**WHAT IS NEEDED**
Reproduce the entries word for word, and omit any picture you find in them.

**SUPPLIED RECORDS**
* BEGIN *
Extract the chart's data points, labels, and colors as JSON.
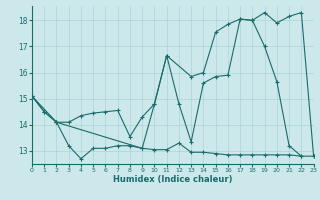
{
  "xlabel": "Humidex (Indice chaleur)",
  "bg_color": "#cce8ea",
  "grid_color": "#aad4d8",
  "line_color": "#1a6b6b",
  "xlim": [
    0,
    23
  ],
  "ylim": [
    12.5,
    18.55
  ],
  "yticks": [
    13,
    14,
    15,
    16,
    17,
    18
  ],
  "xticks": [
    0,
    1,
    2,
    3,
    4,
    5,
    6,
    7,
    8,
    9,
    10,
    11,
    12,
    13,
    14,
    15,
    16,
    17,
    18,
    19,
    20,
    21,
    22,
    23
  ],
  "line1_x": [
    0,
    1,
    2,
    3,
    4,
    5,
    6,
    7,
    8,
    9,
    10,
    11,
    12,
    13,
    14,
    15,
    16,
    17,
    18,
    19,
    20,
    21,
    22,
    23
  ],
  "line1_y": [
    15.1,
    14.5,
    14.1,
    13.2,
    12.7,
    13.1,
    13.1,
    13.2,
    13.2,
    13.1,
    13.05,
    13.05,
    13.3,
    12.95,
    12.95,
    12.9,
    12.85,
    12.85,
    12.85,
    12.85,
    12.85,
    12.85,
    12.8,
    12.8
  ],
  "line2_x": [
    0,
    1,
    2,
    3,
    4,
    5,
    6,
    7,
    8,
    9,
    10,
    11,
    12,
    13,
    14,
    15,
    16,
    17,
    18,
    19,
    20,
    21,
    22
  ],
  "line2_y": [
    15.1,
    14.5,
    14.1,
    14.1,
    14.35,
    14.45,
    14.5,
    14.55,
    13.55,
    14.3,
    14.8,
    16.65,
    14.8,
    13.35,
    15.6,
    15.85,
    15.9,
    18.05,
    18.0,
    17.0,
    15.65,
    13.2,
    12.8
  ],
  "line3_x": [
    0,
    2,
    9,
    10,
    11,
    13,
    14,
    15,
    16,
    17,
    18,
    19,
    20,
    21,
    22,
    23
  ],
  "line3_y": [
    15.1,
    14.1,
    13.1,
    14.8,
    16.65,
    15.85,
    16.0,
    17.55,
    17.85,
    18.05,
    18.0,
    18.3,
    17.9,
    18.15,
    18.3,
    12.8
  ]
}
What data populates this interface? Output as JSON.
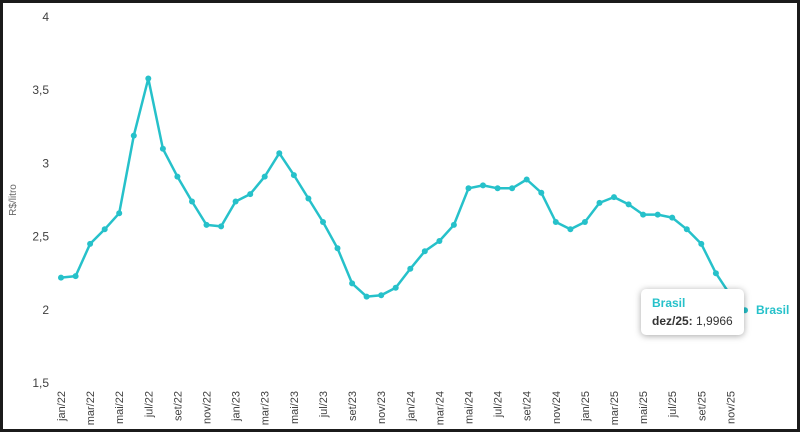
{
  "chart_data": {
    "type": "line",
    "title": "",
    "ylabel": "R$/litro",
    "ylim": [
      1.5,
      4
    ],
    "grid": "off",
    "legend_position": "none",
    "y_ticks": [
      {
        "value": 4,
        "label": "4"
      },
      {
        "value": 3.5,
        "label": "3,5"
      },
      {
        "value": 3,
        "label": "3"
      },
      {
        "value": 2.5,
        "label": "2,5"
      },
      {
        "value": 2,
        "label": "2"
      },
      {
        "value": 1.5,
        "label": "1,5"
      }
    ],
    "x_tick_labels": [
      "jan/22",
      "mar/22",
      "mai/22",
      "jul/22",
      "set/22",
      "nov/22",
      "jan/23",
      "mar/23",
      "mai/23",
      "jul/23",
      "set/23",
      "nov/23",
      "jan/24",
      "mar/24",
      "mai/24",
      "jul/24",
      "set/24",
      "nov/24",
      "jan/25",
      "mar/25",
      "mai/25",
      "jul/25",
      "set/25",
      "nov/25"
    ],
    "x_months": [
      "jan/22",
      "fev/22",
      "mar/22",
      "abr/22",
      "mai/22",
      "jun/22",
      "jul/22",
      "ago/22",
      "set/22",
      "out/22",
      "nov/22",
      "dez/22",
      "jan/23",
      "fev/23",
      "mar/23",
      "abr/23",
      "mai/23",
      "jun/23",
      "jul/23",
      "ago/23",
      "set/23",
      "out/23",
      "nov/23",
      "dez/23",
      "jan/24",
      "fev/24",
      "mar/24",
      "abr/24",
      "mai/24",
      "jun/24",
      "jul/24",
      "ago/24",
      "set/24",
      "out/24",
      "nov/24",
      "dez/24",
      "jan/25",
      "fev/25",
      "mar/25",
      "abr/25",
      "mai/25",
      "jun/25",
      "jul/25",
      "ago/25",
      "set/25",
      "out/25",
      "nov/25",
      "dez/25"
    ],
    "series": [
      {
        "name": "Brasil",
        "color": "#26c1ca",
        "values": [
          2.22,
          2.23,
          2.45,
          2.55,
          2.66,
          3.19,
          3.58,
          3.1,
          2.91,
          2.74,
          2.58,
          2.57,
          2.74,
          2.79,
          2.91,
          3.07,
          2.92,
          2.76,
          2.6,
          2.42,
          2.18,
          2.09,
          2.1,
          2.15,
          2.28,
          2.4,
          2.47,
          2.58,
          2.83,
          2.85,
          2.83,
          2.83,
          2.89,
          2.8,
          2.6,
          2.55,
          2.6,
          2.73,
          2.77,
          2.72,
          2.65,
          2.65,
          2.63,
          2.55,
          2.45,
          2.25,
          2.1,
          1.9966
        ]
      }
    ],
    "tooltip": {
      "title": "Brasil",
      "label": "dez/25:",
      "value": "1,9966"
    },
    "end_label": "Brasil"
  }
}
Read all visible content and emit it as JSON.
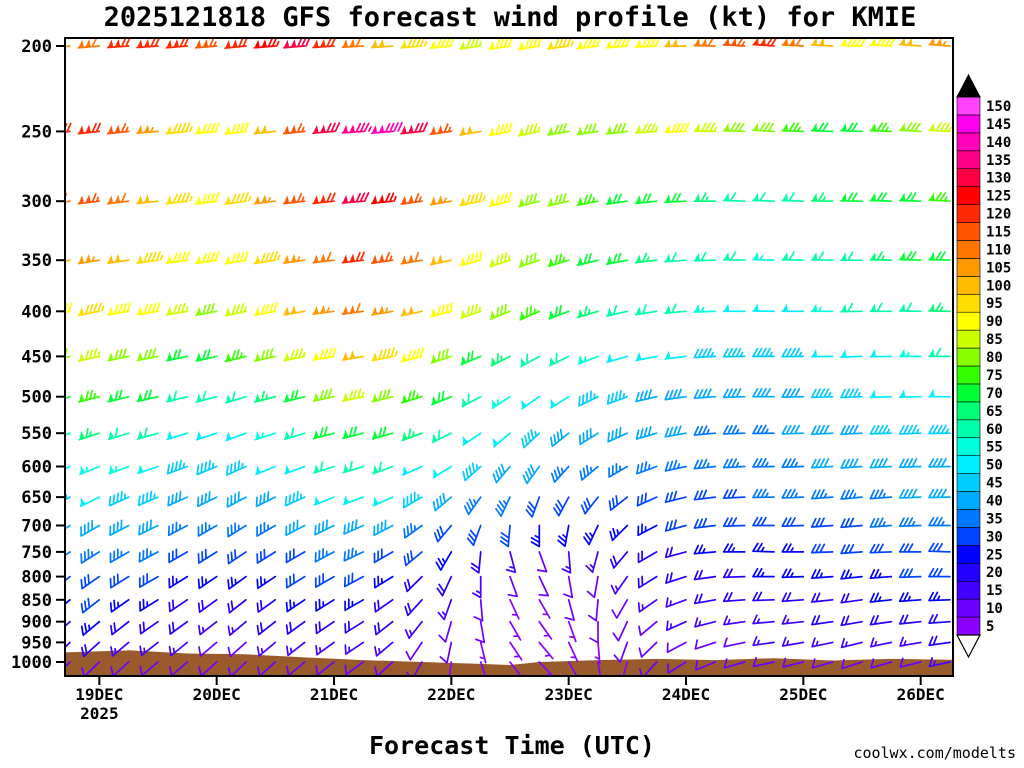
* END *
**ANSWER BELOW**
Extract the chart's data points, labels, and colors as JSON.
{
  "xlabel": "Humidex (Indice chaleur)",
  "bg_color": "#cce8ea",
  "grid_color": "#aad4d8",
  "line_color": "#1a6b6b",
  "xlim": [
    0,
    23
  ],
  "ylim": [
    12.5,
    18.55
  ],
  "yticks": [
    13,
    14,
    15,
    16,
    17,
    18
  ],
  "xticks": [
    0,
    1,
    2,
    3,
    4,
    5,
    6,
    7,
    8,
    9,
    10,
    11,
    12,
    13,
    14,
    15,
    16,
    17,
    18,
    19,
    20,
    21,
    22,
    23
  ],
  "line1_x": [
    0,
    1,
    2,
    3,
    4,
    5,
    6,
    7,
    8,
    9,
    10,
    11,
    12,
    13,
    14,
    15,
    16,
    17,
    18,
    19,
    20,
    21,
    22,
    23
  ],
  "line1_y": [
    15.1,
    14.5,
    14.1,
    13.2,
    12.7,
    13.1,
    13.1,
    13.2,
    13.2,
    13.1,
    13.05,
    13.05,
    13.3,
    12.95,
    12.95,
    12.9,
    12.85,
    12.85,
    12.85,
    12.85,
    12.85,
    12.85,
    12.8,
    12.8
  ],
  "line2_x": [
    0,
    1,
    2,
    3,
    4,
    5,
    6,
    7,
    8,
    9,
    10,
    11,
    12,
    13,
    14,
    15,
    16,
    17,
    18,
    19,
    20,
    21,
    22
  ],
  "line2_y": [
    15.1,
    14.5,
    14.1,
    14.1,
    14.35,
    14.45,
    14.5,
    14.55,
    13.55,
    14.3,
    14.8,
    16.65,
    14.8,
    13.35,
    15.6,
    15.85,
    15.9,
    18.05,
    18.0,
    17.0,
    15.65,
    13.2,
    12.8
  ],
  "line3_x": [
    0,
    2,
    9,
    10,
    11,
    13,
    14,
    15,
    16,
    17,
    18,
    19,
    20,
    21,
    22,
    23
  ],
  "line3_y": [
    15.1,
    14.1,
    13.1,
    14.8,
    16.65,
    15.85,
    16.0,
    17.55,
    17.85,
    18.05,
    18.0,
    18.3,
    17.9,
    18.15,
    18.3,
    12.8
  ]
}
What data populates this interface? Output as JSON.
{
  "chart_data": {
    "type": "line",
    "title": "",
    "ylabel": "R$/litro",
    "ylim": [
      1.5,
      4
    ],
    "grid": "off",
    "legend_position": "none",
    "y_ticks": [
      {
        "value": 4,
        "label": "4"
      },
      {
        "value": 3.5,
        "label": "3,5"
      },
      {
        "value": 3,
        "label": "3"
      },
      {
        "value": 2.5,
        "label": "2,5"
      },
      {
        "value": 2,
        "label": "2"
      },
      {
        "value": 1.5,
        "label": "1,5"
      }
    ],
    "x_tick_labels": [
      "jan/22",
      "mar/22",
      "mai/22",
      "jul/22",
      "set/22",
      "nov/22",
      "jan/23",
      "mar/23",
      "mai/23",
      "jul/23",
      "set/23",
      "nov/23",
      "jan/24",
      "mar/24",
      "mai/24",
      "jul/24",
      "set/24",
      "nov/24",
      "jan/25",
      "mar/25",
      "mai/25",
      "jul/25",
      "set/25",
      "nov/25"
    ],
    "x_months": [
      "jan/22",
      "fev/22",
      "mar/22",
      "abr/22",
      "mai/22",
      "jun/22",
      "jul/22",
      "ago/22",
      "set/22",
      "out/22",
      "nov/22",
      "dez/22",
      "jan/23",
      "fev/23",
      "mar/23",
      "abr/23",
      "mai/23",
      "jun/23",
      "jul/23",
      "ago/23",
      "set/23",
      "out/23",
      "nov/23",
      "dez/23",
      "jan/24",
      "fev/24",
      "mar/24",
      "abr/24",
      "mai/24",
      "jun/24",
      "jul/24",
      "ago/24",
      "set/24",
      "out/24",
      "nov/24",
      "dez/24",
      "jan/25",
      "fev/25",
      "mar/25",
      "abr/25",
      "mai/25",
      "jun/25",
      "jul/25",
      "ago/25",
      "set/25",
      "out/25",
      "nov/25",
      "dez/25"
    ],
    "series": [
      {
        "name": "Brasil",
        "color": "#26c1ca",
        "values": [
          2.22,
          2.23,
          2.45,
          2.55,
          2.66,
          3.19,
          3.58,
          3.1,
          2.91,
          2.74,
          2.58,
          2.57,
          2.74,
          2.79,
          2.91,
          3.07,
          2.92,
          2.76,
          2.6,
          2.42,
          2.18,
          2.09,
          2.1,
          2.15,
          2.28,
          2.4,
          2.47,
          2.58,
          2.83,
          2.85,
          2.83,
          2.83,
          2.89,
          2.8,
          2.6,
          2.55,
          2.6,
          2.73,
          2.77,
          2.72,
          2.65,
          2.65,
          2.63,
          2.55,
          2.45,
          2.25,
          2.1,
          1.9966
        ]
      }
    ],
    "tooltip": {
      "title": "Brasil",
      "label": "dez/25:",
      "value": "1,9966"
    },
    "end_label": "Brasil"
  }
}
Read all visible content and emit it as JSON.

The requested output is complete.